RAW DATA:
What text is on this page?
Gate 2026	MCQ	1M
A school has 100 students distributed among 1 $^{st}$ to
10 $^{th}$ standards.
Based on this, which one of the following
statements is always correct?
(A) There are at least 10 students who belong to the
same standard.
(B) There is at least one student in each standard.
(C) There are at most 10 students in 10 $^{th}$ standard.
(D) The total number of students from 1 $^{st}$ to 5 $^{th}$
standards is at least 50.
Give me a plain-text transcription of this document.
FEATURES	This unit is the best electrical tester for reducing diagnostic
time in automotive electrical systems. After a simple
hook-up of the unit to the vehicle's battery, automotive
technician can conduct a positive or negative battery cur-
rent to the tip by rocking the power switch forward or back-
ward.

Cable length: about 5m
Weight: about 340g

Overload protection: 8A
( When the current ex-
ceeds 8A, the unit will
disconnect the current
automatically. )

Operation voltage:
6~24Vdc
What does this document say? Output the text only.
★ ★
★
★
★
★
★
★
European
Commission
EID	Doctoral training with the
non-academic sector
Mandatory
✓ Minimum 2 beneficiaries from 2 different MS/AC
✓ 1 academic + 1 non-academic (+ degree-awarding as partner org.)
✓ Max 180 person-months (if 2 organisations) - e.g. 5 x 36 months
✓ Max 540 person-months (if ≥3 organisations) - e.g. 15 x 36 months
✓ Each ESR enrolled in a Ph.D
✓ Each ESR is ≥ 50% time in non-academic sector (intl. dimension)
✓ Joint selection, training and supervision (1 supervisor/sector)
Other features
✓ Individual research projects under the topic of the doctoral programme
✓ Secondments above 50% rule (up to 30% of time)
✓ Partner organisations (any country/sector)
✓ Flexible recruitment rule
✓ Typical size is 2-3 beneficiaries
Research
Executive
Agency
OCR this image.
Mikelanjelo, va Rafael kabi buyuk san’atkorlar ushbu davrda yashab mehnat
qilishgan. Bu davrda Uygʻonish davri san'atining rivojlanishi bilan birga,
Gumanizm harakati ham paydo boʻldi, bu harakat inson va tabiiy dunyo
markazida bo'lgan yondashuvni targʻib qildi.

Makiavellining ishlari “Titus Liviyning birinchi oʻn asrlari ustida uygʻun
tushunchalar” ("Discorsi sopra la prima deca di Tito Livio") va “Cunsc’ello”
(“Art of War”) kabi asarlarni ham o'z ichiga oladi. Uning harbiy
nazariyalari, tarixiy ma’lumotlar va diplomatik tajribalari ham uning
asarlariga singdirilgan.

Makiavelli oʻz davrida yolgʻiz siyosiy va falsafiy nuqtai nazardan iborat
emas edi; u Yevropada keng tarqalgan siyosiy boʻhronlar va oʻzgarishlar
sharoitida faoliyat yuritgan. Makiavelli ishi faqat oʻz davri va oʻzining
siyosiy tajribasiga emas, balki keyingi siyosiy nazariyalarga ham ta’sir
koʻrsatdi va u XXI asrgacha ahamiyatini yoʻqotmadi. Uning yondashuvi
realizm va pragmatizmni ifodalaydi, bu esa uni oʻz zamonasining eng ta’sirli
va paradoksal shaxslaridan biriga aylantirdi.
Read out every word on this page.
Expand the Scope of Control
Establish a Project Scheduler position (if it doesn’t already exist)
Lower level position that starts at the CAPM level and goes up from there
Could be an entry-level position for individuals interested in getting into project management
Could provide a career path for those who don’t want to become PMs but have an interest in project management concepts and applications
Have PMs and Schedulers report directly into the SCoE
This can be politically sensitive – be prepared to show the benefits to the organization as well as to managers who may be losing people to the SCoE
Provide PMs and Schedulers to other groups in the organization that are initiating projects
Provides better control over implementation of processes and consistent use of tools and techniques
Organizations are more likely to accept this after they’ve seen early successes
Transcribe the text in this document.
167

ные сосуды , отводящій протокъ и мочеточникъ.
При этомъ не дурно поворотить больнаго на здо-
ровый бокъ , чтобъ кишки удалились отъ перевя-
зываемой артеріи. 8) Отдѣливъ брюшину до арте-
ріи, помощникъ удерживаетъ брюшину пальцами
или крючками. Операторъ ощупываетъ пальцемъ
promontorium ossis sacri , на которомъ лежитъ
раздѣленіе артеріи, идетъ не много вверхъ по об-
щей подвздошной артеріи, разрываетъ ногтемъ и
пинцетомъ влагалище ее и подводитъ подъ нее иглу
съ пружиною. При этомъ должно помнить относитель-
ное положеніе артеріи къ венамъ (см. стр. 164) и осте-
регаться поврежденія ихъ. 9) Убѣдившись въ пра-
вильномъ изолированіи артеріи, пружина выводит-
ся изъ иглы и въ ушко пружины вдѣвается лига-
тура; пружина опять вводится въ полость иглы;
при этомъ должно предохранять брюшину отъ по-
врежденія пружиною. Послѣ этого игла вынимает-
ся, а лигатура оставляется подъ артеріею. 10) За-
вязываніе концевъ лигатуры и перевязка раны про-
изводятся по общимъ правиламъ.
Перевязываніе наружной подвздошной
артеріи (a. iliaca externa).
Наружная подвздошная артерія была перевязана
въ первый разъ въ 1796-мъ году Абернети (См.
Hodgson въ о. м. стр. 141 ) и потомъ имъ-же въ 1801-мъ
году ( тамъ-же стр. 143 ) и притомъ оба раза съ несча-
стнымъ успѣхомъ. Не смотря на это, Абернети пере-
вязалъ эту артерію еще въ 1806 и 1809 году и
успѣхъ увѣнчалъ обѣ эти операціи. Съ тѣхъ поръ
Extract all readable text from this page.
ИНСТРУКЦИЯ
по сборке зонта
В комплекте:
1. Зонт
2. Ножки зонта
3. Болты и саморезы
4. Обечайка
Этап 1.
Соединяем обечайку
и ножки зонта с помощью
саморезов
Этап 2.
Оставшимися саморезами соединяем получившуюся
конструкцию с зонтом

WHAT YOU SHOULD DO: Copy all the lines, exactly.

RESULT:
What text is on this page?
Gate 2026	MCQ	1M
A school has 100 students distributed among 1 $^{st}$ to
10 $^{th}$ standards.
Based on this, which one of the following
statements is always correct?
(A) There are at least 10 students who belong to the
same standard.
(B) There is at least one student in each standard.
(C) There are at most 10 students in 10 $^{th}$ standard.
(D) The total number of students from 1 $^{st}$ to 5 $^{th}$
standards is at least 50.
Give me a plain-text transcription of this document.
FEATURES	This unit is the best electrical tester for reducing diagnostic
time in automotive electrical systems. After a simple
hook-up of the unit to the vehicle's battery, automotive
technician can conduct a positive or negative battery cur-
rent to the tip by rocking the power switch forward or back-
ward.

Cable length: about 5m
Weight: about 340g

Overload protection: 8A
( When the current ex-
ceeds 8A, the unit will
disconnect the current
automatically. )

Operation voltage:
6~24Vdc
What does this document say? Output the text only.
★ ★
★
★
★
★
★
★
European
Commission
EID	Doctoral training with the
non-academic sector
Mandatory
✓ Minimum 2 beneficiaries from 2 different MS/AC
✓ 1 academic + 1 non-academic (+ degree-awarding as partner org.)
✓ Max 180 person-months (if 2 organisations) - e.g. 5 x 36 months
✓ Max 540 person-months (if ≥3 organisations) - e.g. 15 x 36 months
✓ Each ESR enrolled in a Ph.D
✓ Each ESR is ≥ 50% time in non-academic sector (intl. dimension)
✓ Joint selection, training and supervision (1 supervisor/sector)
Other features
✓ Individual research projects under the topic of the doctoral programme
✓ Secondments above 50% rule (up to 30% of time)
✓ Partner organisations (any country/sector)
✓ Flexible recruitment rule
✓ Typical size is 2-3 beneficiaries
Research
Executive
Agency
OCR this image.
Mikelanjelo, va Rafael kabi buyuk san’atkorlar ushbu davrda yashab mehnat
qilishgan. Bu davrda Uygʻonish davri san'atining rivojlanishi bilan birga,
Gumanizm harakati ham paydo boʻldi, bu harakat inson va tabiiy dunyo
markazida bo'lgan yondashuvni targʻib qildi.

Makiavellining ishlari “Titus Liviyning birinchi oʻn asrlari ustida uygʻun
tushunchalar” ("Discorsi sopra la prima deca di Tito Livio") va “Cunsc’ello”
(“Art of War”) kabi asarlarni ham o'z ichiga oladi. Uning harbiy
nazariyalari, tarixiy ma’lumotlar va diplomatik tajribalari ham uning
asarlariga singdirilgan.

Makiavelli oʻz davrida yolgʻiz siyosiy va falsafiy nuqtai nazardan iborat
emas edi; u Yevropada keng tarqalgan siyosiy boʻhronlar va oʻzgarishlar
sharoitida faoliyat yuritgan. Makiavelli ishi faqat oʻz davri va oʻzining
siyosiy tajribasiga emas, balki keyingi siyosiy nazariyalarga ham ta’sir
koʻrsatdi va u XXI asrgacha ahamiyatini yoʻqotmadi. Uning yondashuvi
realizm va pragmatizmni ifodalaydi, bu esa uni oʻz zamonasining eng ta’sirli
va paradoksal shaxslaridan biriga aylantirdi.
Read out every word on this page.
Expand the Scope of Control
Establish a Project Scheduler position (if it doesn’t already exist)
Lower level position that starts at the CAPM level and goes up from there
Could be an entry-level position for individuals interested in getting into project management
Could provide a career path for those who don’t want to become PMs but have an interest in project management concepts and applications
Have PMs and Schedulers report directly into the SCoE
This can be politically sensitive – be prepared to show the benefits to the organization as well as to managers who may be losing people to the SCoE
Provide PMs and Schedulers to other groups in the organization that are initiating projects
Provides better control over implementation of processes and consistent use of tools and techniques
Organizations are more likely to accept this after they’ve seen early successes
Transcribe the text in this document.
167

ные сосуды , отводящій протокъ и мочеточникъ.
При этомъ не дурно поворотить больнаго на здо-
ровый бокъ , чтобъ кишки удалились отъ перевя-
зываемой артеріи. 8) Отдѣливъ брюшину до арте-
ріи, помощникъ удерживаетъ брюшину пальцами
или крючками. Операторъ ощупываетъ пальцемъ
promontorium ossis sacri , на которомъ лежитъ
раздѣленіе артеріи, идетъ не много вверхъ по об-
щей подвздошной артеріи, разрываетъ ногтемъ и
пинцетомъ влагалище ее и подводитъ подъ нее иглу
съ пружиною. При этомъ должно помнить относитель-
ное положеніе артеріи къ венамъ (см. стр. 164) и осте-
регаться поврежденія ихъ. 9) Убѣдившись въ пра-
вильномъ изолированіи артеріи, пружина выводит-
ся изъ иглы и въ ушко пружины вдѣвается лига-
тура; пружина опять вводится въ полость иглы;
при этомъ должно предохранять брюшину отъ по-
врежденія пружиною. Послѣ этого игла вынимает-
ся, а лигатура оставляется подъ артеріею. 10) За-
вязываніе концевъ лигатуры и перевязка раны про-
изводятся по общимъ правиламъ.
Перевязываніе наружной подвздошной
артеріи (a. iliaca externa).
Наружная подвздошная артерія была перевязана
въ первый разъ въ 1796-мъ году Абернети (См.
Hodgson въ о. м. стр. 141 ) и потомъ имъ-же въ 1801-мъ
году ( тамъ-же стр. 143 ) и притомъ оба раза съ несча-
стнымъ успѣхомъ. Не смотря на это, Абернети пере-
вязалъ эту артерію еще въ 1806 и 1809 году и
успѣхъ увѣнчалъ обѣ эти операціи. Съ тѣхъ поръ
Extract all readable text from this page.
ИНСТРУКЦИЯ
по сборке зонта
В комплекте:
1. Зонт
2. Ножки зонта
3. Болты и саморезы
4. Обечайка
Этап 1.
Соединяем обечайку
и ножки зонта с помощью
саморезов
Этап 2.
Оставшимися саморезами соединяем получившуюся
конструкцию с зонтом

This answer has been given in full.